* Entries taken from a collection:
* start *
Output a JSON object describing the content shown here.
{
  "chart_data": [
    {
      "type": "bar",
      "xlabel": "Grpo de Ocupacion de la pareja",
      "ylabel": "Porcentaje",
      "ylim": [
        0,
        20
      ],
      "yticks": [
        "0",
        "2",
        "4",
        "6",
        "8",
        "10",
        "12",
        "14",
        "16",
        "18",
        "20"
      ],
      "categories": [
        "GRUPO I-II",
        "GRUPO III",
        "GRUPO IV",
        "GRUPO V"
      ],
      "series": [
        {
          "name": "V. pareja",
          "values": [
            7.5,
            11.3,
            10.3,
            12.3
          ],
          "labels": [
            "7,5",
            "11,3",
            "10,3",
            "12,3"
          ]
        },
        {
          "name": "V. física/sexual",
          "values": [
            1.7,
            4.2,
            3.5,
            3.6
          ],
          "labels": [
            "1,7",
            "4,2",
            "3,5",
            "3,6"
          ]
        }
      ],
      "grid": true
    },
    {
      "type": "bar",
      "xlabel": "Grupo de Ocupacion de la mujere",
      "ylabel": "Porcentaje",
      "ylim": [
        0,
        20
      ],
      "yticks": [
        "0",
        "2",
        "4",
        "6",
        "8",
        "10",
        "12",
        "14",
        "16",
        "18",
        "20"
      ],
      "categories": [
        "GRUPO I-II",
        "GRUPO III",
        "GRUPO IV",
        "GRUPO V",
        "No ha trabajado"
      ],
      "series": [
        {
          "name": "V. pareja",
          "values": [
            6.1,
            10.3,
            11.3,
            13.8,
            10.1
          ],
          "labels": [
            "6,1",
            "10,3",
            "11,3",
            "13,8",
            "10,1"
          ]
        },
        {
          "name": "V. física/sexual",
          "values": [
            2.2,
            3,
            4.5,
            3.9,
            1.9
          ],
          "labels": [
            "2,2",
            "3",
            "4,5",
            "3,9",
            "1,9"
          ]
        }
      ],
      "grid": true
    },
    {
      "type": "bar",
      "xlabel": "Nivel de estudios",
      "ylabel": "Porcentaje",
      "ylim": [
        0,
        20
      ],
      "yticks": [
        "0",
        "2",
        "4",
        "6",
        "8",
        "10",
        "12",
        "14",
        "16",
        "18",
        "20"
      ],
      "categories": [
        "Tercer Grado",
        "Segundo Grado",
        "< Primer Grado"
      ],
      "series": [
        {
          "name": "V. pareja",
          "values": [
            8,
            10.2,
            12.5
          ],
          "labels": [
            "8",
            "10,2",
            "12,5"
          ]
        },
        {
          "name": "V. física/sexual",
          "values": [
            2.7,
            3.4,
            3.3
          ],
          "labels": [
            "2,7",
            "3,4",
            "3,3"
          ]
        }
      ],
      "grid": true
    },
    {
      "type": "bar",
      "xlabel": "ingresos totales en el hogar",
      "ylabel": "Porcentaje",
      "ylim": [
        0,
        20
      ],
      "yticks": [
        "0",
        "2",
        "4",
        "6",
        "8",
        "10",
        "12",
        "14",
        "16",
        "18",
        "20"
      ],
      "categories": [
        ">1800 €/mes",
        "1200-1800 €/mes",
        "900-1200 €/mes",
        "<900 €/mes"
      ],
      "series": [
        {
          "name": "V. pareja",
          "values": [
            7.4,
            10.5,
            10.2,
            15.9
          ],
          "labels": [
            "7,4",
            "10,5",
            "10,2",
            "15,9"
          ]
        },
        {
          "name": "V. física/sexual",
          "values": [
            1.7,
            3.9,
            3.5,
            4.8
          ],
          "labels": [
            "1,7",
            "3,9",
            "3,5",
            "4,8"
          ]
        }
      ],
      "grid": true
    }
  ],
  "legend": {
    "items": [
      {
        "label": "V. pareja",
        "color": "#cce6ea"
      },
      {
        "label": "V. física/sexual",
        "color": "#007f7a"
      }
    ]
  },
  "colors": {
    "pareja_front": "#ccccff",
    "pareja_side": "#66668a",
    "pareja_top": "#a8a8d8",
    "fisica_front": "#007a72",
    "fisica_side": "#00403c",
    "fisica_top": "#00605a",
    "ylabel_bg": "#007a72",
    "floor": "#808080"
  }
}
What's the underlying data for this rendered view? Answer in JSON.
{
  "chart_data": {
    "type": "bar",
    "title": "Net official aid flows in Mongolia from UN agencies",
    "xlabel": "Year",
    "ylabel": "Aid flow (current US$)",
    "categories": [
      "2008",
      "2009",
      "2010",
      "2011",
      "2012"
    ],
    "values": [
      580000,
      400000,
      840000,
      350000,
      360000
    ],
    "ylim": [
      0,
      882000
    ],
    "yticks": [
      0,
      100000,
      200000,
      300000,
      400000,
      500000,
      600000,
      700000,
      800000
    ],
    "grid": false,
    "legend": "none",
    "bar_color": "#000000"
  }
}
* end *
Starting at the line with "What's the underlying", copy every line up to and including the last one in the entries above.

* Result for this exercise:
What's the underlying data for this rendered view? Answer in JSON.
{
  "chart_data": {
    "type": "bar",
    "title": "Net official aid flows in Mongolia from UN agencies",
    "xlabel": "Year",
    "ylabel": "Aid flow (current US$)",
    "categories": [
      "2008",
      "2009",
      "2010",
      "2011",
      "2012"
    ],
    "values": [
      580000,
      400000,
      840000,
      350000,
      360000
    ],
    "ylim": [
      0,
      882000
    ],
    "yticks": [
      0,
      100000,
      200000,
      300000,
      400000,
      500000,
      600000,
      700000,
      800000
    ],
    "grid": false,
    "legend": "none",
    "bar_color": "#000000"
  }
}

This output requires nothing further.